DATA SECTION
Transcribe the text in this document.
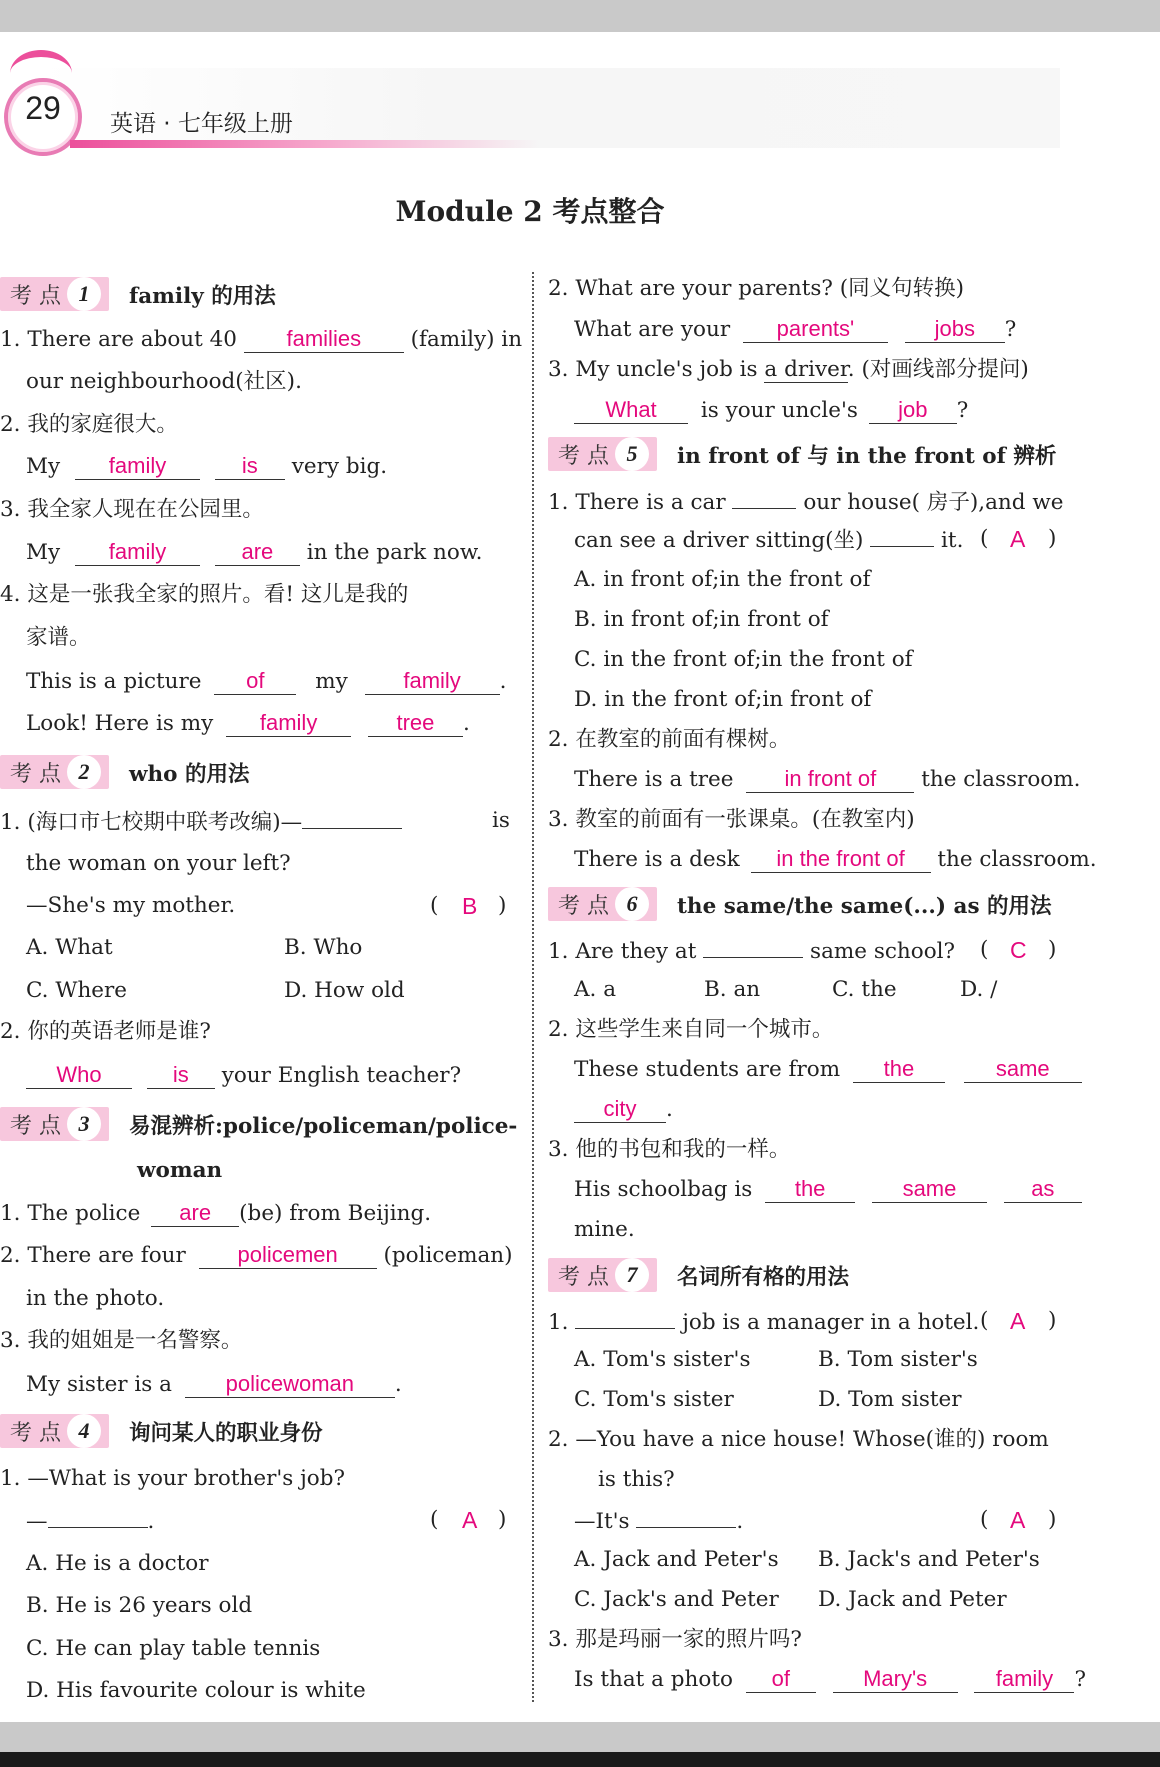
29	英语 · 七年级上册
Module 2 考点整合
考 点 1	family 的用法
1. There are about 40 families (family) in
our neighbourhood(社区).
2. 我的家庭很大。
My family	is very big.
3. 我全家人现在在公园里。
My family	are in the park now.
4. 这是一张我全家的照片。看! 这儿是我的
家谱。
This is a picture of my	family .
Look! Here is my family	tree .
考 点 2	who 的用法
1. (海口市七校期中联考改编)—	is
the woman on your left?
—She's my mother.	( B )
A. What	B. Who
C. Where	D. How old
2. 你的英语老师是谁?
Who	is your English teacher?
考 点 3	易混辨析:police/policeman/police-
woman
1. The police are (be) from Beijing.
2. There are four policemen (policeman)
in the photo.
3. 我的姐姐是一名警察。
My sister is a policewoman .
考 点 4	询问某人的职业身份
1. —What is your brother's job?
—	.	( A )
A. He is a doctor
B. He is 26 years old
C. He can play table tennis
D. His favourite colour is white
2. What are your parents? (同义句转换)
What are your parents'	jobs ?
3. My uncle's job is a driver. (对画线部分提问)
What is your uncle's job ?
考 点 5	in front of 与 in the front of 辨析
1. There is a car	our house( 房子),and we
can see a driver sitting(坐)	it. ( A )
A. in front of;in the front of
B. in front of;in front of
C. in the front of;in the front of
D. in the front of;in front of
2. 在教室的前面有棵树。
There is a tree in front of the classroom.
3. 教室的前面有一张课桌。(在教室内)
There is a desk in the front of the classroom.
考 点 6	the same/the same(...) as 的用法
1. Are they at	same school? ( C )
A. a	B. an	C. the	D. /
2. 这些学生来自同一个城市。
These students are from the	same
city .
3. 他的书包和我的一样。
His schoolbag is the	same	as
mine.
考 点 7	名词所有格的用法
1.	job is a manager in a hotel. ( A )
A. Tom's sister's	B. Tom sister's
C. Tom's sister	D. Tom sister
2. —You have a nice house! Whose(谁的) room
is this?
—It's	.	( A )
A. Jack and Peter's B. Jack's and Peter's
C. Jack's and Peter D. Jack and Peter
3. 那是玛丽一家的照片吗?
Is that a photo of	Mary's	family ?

WHAT THE EXERCISE ASKS
Review the preceding data and report every line that includes the string "parents".

WRITTEN SOLUTION
2. What are your parents? (同义句转换)
What are your parents'	jobs ?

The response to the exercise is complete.